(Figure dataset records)
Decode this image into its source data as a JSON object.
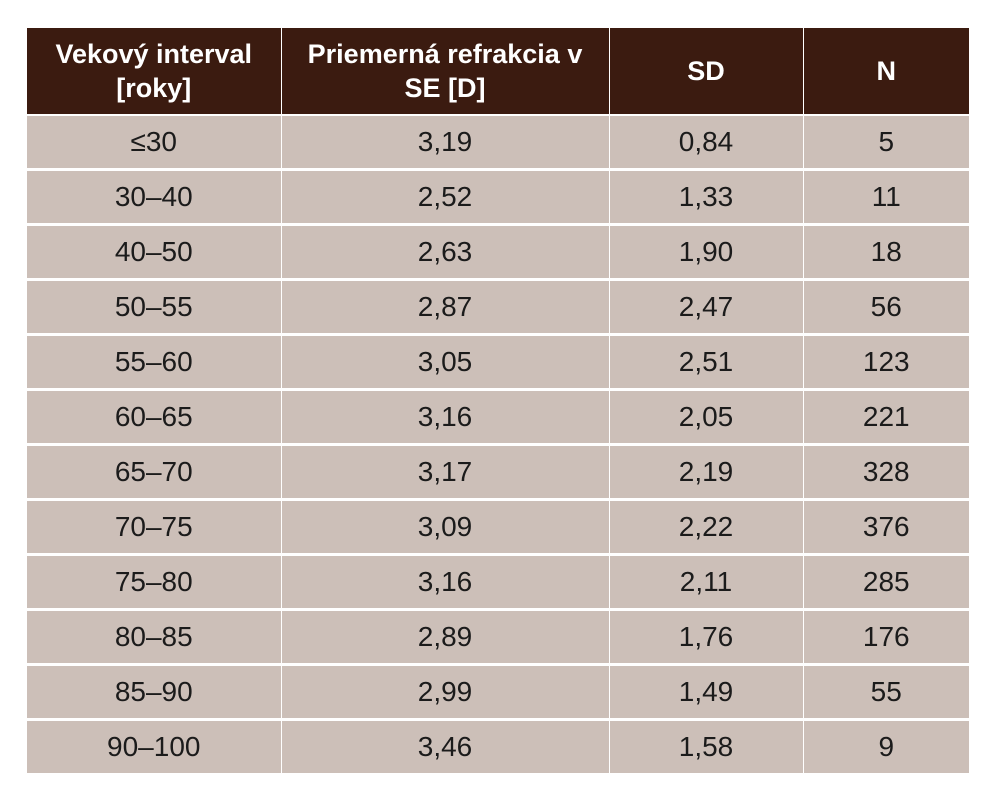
{
  "table": {
    "headers": [
      "Vekový interval [roky]",
      "Priemerná refrakcia v SE [D]",
      "SD",
      "N"
    ],
    "rows": [
      [
        "≤30",
        "3,19",
        "0,84",
        "5"
      ],
      [
        "30–40",
        "2,52",
        "1,33",
        "11"
      ],
      [
        "40–50",
        "2,63",
        "1,90",
        "18"
      ],
      [
        "50–55",
        "2,87",
        "2,47",
        "56"
      ],
      [
        "55–60",
        "3,05",
        "2,51",
        "123"
      ],
      [
        "60–65",
        "3,16",
        "2,05",
        "221"
      ],
      [
        "65–70",
        "3,17",
        "2,19",
        "328"
      ],
      [
        "70–75",
        "3,09",
        "2,22",
        "376"
      ],
      [
        "75–80",
        "3,16",
        "2,11",
        "285"
      ],
      [
        "80–85",
        "2,89",
        "1,76",
        "176"
      ],
      [
        "85–90",
        "2,99",
        "1,49",
        "55"
      ],
      [
        "90–100",
        "3,46",
        "1,58",
        "9"
      ]
    ]
  },
  "colors": {
    "header_background": "#3b1b10",
    "header_text": "#ffffff",
    "row_background": "#ccbfb8",
    "row_text": "#1b1b1b",
    "grid_lines": "#ffffff"
  }
}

== Problem to solve ==
Transcribe the material exactly, leaving every picture out.

== Solution to the problem ==
Decode this image into its source data as a JSON object.
{
  "table": {
    "headers": [
      "Vekový interval [roky]",
      "Priemerná refrakcia v SE [D]",
      "SD",
      "N"
    ],
    "rows": [
      [
        "≤30",
        "3,19",
        "0,84",
        "5"
      ],
      [
        "30–40",
        "2,52",
        "1,33",
        "11"
      ],
      [
        "40–50",
        "2,63",
        "1,90",
        "18"
      ],
      [
        "50–55",
        "2,87",
        "2,47",
        "56"
      ],
      [
        "55–60",
        "3,05",
        "2,51",
        "123"
      ],
      [
        "60–65",
        "3,16",
        "2,05",
        "221"
      ],
      [
        "65–70",
        "3,17",
        "2,19",
        "328"
      ],
      [
        "70–75",
        "3,09",
        "2,22",
        "376"
      ],
      [
        "75–80",
        "3,16",
        "2,11",
        "285"
      ],
      [
        "80–85",
        "2,89",
        "1,76",
        "176"
      ],
      [
        "85–90",
        "2,99",
        "1,49",
        "55"
      ],
      [
        "90–100",
        "3,46",
        "1,58",
        "9"
      ]
    ]
  },
  "colors": {
    "header_background": "#3b1b10",
    "header_text": "#ffffff",
    "row_background": "#ccbfb8",
    "row_text": "#1b1b1b",
    "grid_lines": "#ffffff"
  }
}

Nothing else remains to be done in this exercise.